[Stored data]

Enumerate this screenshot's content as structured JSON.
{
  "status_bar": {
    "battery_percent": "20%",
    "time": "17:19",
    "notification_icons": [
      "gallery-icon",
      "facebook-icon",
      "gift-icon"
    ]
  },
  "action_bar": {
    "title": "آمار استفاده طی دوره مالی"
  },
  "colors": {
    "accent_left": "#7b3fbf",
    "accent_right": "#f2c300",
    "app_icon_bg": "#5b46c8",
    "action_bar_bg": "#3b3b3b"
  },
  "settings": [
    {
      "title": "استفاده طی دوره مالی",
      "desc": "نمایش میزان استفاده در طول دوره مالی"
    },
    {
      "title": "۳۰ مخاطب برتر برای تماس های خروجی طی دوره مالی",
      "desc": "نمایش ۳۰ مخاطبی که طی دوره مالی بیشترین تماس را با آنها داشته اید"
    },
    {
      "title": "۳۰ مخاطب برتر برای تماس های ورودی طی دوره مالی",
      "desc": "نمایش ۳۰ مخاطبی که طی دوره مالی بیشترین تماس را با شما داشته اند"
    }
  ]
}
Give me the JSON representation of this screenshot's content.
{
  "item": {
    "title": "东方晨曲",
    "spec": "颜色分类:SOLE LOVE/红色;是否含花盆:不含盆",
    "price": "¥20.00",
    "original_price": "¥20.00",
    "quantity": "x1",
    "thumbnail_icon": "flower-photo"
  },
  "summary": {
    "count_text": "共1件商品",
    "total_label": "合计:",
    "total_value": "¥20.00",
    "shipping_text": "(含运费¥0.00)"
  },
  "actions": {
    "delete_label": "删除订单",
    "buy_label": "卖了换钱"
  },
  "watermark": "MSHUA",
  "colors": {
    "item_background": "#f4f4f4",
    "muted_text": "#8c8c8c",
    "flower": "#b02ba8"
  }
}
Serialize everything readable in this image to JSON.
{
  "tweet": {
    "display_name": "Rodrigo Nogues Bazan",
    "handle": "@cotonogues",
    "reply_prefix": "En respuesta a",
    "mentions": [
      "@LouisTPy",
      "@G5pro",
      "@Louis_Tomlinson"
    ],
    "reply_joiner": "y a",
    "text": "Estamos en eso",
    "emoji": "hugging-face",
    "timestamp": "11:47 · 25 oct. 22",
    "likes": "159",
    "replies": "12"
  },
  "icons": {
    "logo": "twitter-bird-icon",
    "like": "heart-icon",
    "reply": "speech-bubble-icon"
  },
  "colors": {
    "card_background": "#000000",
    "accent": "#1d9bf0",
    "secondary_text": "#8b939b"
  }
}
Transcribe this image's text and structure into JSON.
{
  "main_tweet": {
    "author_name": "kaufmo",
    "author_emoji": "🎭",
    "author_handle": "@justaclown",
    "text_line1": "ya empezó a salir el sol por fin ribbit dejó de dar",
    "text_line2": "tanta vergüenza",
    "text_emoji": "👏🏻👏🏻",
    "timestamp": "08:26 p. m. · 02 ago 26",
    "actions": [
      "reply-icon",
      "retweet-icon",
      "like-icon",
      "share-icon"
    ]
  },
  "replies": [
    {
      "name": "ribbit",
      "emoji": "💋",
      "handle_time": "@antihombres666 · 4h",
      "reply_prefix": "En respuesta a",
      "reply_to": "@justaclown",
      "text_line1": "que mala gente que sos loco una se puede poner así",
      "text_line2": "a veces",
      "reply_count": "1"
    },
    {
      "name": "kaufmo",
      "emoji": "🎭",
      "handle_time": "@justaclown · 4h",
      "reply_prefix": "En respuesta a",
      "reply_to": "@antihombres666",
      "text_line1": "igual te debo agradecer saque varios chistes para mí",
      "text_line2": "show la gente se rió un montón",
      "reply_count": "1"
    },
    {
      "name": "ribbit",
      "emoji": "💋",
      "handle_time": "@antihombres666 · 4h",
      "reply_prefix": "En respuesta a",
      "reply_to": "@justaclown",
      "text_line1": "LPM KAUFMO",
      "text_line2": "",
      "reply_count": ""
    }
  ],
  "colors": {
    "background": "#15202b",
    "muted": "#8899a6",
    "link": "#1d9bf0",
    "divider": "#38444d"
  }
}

### Aim
Check each line above for the word "مالی", and copy the lines where it appears.

### Finished exercise
    "title": "آمار استفاده طی دوره مالی"
      "title": "استفاده طی دوره مالی",
      "desc": "نمایش میزان استفاده در طول دوره مالی"
      "title": "۳۰ مخاطب برتر برای تماس های خروجی طی دوره مالی",
      "desc": "نمایش ۳۰ مخاطبی که طی دوره مالی بیشترین تماس را با آنها داشته اید"
      "title": "۳۰ مخاطب برتر برای تماس های ورودی طی دوره مالی",
      "desc": "نمایش ۳۰ مخاطبی که طی دوره مالی بیشترین تماس را با شما داشته اند"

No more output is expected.